A lawsuit must be dismissed if it appears that the Court lacks subject matter jurisdiction. Fed.R.Civ.P. 12(b)(1), (h)(3). The party asserting jurisdiction bears the burden of establishing the Court's subject matter jurisdiction. Kokkonen v. Guardian Life Ins. Co. Of America, 511 U.S. 375, 377, 114 S.Ct. 1673, 1675, 128 L.Ed.2d 391 (1994). The Court may base its decision on: “(1) the complaint alone; (2) the complaint supplemented by undisputed facts; or (3) the complaint supplemented by undisputed facts and the court's resolution of disputed facts.” Barrera–Montenegro v. United States, 74 F.3d 657, 659 (5th Cir.1996).
Federal district courts lack jurisdiction to entertain collateral attacks on state court judgments. United States v. Shepherd, 23 F.3d 923, 924 (5th Cir.1994); Liedtke v. State Bar of Texas, 18 F.3d 315, 317 (5th Cir.1994), cert. denied, 513 U.S. 906, 115 S.Ct. 271, 130 L.Ed.2d 189 (1994), reh'g denied, 513 U.S. 1036, 115 S.Ct. 626, 130 L.Ed.2d 533. This “firmly established” principle is known as the Rooker–Feldman doctrine. Liedtke, 18 F.3d at 317 (citing Rooker v. Fidelity Trust Co., 263 U.S. 413, 44 S.Ct. 149, 68 L.Ed. 362 (1923) and D.C. Court of Appeals v. Feldman, 460 U.S. 462, 103 S.Ct. 1303, 75 L.Ed.2d 206 (1983)). Application of the doctrine is limited to cases “brought by state-court losers complaining of injuries caused by state-court judgments rendered before the district court proceedings commenced and inviting district court review and rejection of those judgments.” Exxon Mobil Corp. v. Saudi Basic Indus. Corp., 544 U.S. 280, 284, 125 S.Ct. 1517, 161 L.Ed.2d 454 (2005)(addressing the scope of the Rooker–Feldman doctrine to resolve a conflict among the courts of appeals). Federal authority to review a state court judgment lies exclusively with the Supreme Court of the United States. Id. at 292, 125 S.Ct. 1517; Hale v. Harney, 786 F.2d 688, 691 (5th Cir.1986) (“[j]udicial errors committed in state courts are for correction in the state court systems, at the head of which stands the United States Supreme Court; such errors are no business of ours”).

_DATA SECTION_
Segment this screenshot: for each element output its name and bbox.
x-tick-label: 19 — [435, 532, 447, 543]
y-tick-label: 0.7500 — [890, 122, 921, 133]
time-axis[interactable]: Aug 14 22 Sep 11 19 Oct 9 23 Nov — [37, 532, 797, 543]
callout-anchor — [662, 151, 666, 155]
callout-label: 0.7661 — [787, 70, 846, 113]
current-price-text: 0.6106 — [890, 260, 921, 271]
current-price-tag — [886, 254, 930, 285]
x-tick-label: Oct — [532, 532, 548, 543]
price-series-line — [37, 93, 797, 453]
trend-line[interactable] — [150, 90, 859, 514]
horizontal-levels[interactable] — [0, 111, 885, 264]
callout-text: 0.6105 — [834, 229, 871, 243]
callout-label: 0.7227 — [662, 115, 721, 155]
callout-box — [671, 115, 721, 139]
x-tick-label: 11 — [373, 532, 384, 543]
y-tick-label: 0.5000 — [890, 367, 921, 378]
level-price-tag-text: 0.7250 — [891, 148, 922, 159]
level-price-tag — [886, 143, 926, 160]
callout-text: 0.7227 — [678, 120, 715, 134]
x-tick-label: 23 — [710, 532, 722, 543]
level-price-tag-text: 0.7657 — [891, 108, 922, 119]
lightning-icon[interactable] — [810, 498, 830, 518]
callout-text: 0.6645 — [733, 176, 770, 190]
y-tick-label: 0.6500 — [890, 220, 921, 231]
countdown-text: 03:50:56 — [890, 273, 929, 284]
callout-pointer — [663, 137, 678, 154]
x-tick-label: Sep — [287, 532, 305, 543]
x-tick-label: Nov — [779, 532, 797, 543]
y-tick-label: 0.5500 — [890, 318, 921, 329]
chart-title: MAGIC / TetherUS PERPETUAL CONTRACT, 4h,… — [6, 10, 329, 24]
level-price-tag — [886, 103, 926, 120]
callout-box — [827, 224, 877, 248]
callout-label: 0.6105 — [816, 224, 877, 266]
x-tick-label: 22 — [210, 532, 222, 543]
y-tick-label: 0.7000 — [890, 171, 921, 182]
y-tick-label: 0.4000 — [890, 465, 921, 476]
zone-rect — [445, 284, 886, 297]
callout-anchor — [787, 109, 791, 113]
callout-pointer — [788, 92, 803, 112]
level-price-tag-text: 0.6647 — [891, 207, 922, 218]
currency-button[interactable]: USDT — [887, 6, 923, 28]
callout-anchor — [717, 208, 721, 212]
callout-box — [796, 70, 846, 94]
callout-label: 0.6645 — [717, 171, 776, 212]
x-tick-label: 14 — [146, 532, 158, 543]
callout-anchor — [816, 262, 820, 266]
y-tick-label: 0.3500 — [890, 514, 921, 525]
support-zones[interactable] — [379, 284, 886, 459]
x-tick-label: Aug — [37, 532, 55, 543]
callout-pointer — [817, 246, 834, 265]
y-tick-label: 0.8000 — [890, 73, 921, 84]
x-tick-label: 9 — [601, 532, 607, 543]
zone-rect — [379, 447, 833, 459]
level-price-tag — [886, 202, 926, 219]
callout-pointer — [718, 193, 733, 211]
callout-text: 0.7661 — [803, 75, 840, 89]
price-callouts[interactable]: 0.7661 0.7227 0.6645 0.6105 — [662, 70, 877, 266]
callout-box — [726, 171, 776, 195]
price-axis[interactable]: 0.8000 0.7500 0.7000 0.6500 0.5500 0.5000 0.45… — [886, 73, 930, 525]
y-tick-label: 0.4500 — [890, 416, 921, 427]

_TO BE DONE_
Reproduce the full passage on subject matter jurisdiction and the Rooker–Feldman doctrine from above, word for word.

_RESULT OF THIS EXERCISE_
A lawsuit must be dismissed if it appears that the Court lacks subject matter jurisdiction. Fed.R.Civ.P. 12(b)(1), (h)(3). The party asserting jurisdiction bears the burden of establishing the Court's subject matter jurisdiction. Kokkonen v. Guardian Life Ins. Co. Of America, 511 U.S. 375, 377, 114 S.Ct. 1673, 1675, 128 L.Ed.2d 391 (1994). The Court may base its decision on: “(1) the complaint alone; (2) the complaint supplemented by undisputed facts; or (3) the complaint supplemented by undisputed facts and the court's resolution of disputed facts.” Barrera–Montenegro v. United States, 74 F.3d 657, 659 (5th Cir.1996).
Federal district courts lack jurisdiction to entertain collateral attacks on state court judgments. United States v. Shepherd, 23 F.3d 923, 924 (5th Cir.1994); Liedtke v. State Bar of Texas, 18 F.3d 315, 317 (5th Cir.1994), cert. denied, 513 U.S. 906, 115 S.Ct. 271, 130 L.Ed.2d 189 (1994), reh'g denied, 513 U.S. 1036, 115 S.Ct. 626, 130 L.Ed.2d 533. This “firmly established” principle is known as the Rooker–Feldman doctrine. Liedtke, 18 F.3d at 317 (citing Rooker v. Fidelity Trust Co., 263 U.S. 413, 44 S.Ct. 149, 68 L.Ed. 362 (1923) and D.C. Court of Appeals v. Feldman, 460 U.S. 462, 103 S.Ct. 1303, 75 L.Ed.2d 206 (1983)). Application of the doctrine is limited to cases “brought by state-court losers complaining of injuries caused by state-court judgments rendered before the district court proceedings commenced and inviting district court review and rejection of those judgments.” Exxon Mobil Corp. v. Saudi Basic Indus. Corp., 544 U.S. 280, 284, 125 S.Ct. 1517, 161 L.Ed.2d 454 (2005)(addressing the scope of the Rooker–Feldman doctrine to resolve a conflict among the courts of appeals). Federal authority to review a state court judgment lies exclusively with the Supreme Court of the United States. Id. at 292, 125 S.Ct. 1517; Hale v. Harney, 786 F.2d 688, 691 (5th Cir.1986) (“[j]udicial errors committed in state courts are for correction in the state court systems, at the head of which stands the United States Supreme Court; such errors are no business of ours”).